Give the number of lines in the data that contain "label", and nothing more.
··· SUPPLIED MATERIAL ···
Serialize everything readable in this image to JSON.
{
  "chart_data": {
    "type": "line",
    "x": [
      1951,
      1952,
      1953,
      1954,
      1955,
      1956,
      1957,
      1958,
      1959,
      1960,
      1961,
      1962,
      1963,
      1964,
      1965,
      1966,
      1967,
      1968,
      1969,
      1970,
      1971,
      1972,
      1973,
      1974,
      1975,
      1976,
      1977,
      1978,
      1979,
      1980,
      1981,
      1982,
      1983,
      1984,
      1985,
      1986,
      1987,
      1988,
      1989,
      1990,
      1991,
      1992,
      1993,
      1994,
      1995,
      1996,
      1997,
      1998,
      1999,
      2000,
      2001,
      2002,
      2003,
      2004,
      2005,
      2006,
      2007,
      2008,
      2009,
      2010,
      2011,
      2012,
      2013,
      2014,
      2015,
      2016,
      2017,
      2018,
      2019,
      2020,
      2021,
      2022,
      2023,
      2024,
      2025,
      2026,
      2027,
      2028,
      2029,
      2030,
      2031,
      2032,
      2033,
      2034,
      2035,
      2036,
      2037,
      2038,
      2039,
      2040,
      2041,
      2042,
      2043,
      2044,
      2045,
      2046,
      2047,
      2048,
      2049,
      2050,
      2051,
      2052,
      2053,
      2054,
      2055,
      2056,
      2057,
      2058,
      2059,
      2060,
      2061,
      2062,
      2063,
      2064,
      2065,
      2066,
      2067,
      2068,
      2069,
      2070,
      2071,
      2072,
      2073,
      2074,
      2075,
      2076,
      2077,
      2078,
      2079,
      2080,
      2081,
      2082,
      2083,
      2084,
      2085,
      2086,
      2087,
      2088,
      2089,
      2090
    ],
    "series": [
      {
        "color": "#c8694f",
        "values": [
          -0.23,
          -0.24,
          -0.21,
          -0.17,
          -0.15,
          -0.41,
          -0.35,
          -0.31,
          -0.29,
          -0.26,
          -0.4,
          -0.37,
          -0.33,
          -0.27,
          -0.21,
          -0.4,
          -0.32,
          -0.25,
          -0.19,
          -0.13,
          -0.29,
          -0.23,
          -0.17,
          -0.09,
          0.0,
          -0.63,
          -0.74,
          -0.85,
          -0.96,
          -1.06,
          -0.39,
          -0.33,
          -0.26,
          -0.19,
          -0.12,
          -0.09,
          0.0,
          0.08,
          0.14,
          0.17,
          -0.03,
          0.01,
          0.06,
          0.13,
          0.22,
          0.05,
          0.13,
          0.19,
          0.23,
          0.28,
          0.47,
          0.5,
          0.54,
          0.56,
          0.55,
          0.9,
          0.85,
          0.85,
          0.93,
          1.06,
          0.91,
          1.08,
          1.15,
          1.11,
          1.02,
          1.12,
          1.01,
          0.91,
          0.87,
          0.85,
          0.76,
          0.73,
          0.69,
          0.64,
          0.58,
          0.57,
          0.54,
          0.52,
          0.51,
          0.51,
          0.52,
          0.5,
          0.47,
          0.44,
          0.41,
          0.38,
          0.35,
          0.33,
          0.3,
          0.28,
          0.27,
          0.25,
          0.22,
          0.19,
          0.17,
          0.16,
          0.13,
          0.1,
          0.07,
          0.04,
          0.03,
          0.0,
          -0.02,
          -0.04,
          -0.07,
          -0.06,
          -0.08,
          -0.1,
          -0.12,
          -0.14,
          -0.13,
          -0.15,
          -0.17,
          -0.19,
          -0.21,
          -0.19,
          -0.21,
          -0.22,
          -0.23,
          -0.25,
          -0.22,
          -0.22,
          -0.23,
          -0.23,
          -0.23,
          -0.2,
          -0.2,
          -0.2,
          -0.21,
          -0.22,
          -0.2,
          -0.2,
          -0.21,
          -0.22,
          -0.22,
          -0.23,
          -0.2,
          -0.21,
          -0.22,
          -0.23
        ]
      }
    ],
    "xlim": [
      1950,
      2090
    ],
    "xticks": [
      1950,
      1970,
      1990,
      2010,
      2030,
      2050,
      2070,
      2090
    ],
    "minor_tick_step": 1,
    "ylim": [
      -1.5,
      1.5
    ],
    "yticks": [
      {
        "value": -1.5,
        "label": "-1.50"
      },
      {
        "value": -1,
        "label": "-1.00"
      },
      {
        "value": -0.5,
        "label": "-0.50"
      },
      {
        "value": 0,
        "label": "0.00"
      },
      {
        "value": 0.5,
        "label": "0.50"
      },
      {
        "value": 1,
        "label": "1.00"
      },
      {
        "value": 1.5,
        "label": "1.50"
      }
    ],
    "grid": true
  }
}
···
**OUTPUT FOR THIS EXERCISE:** 7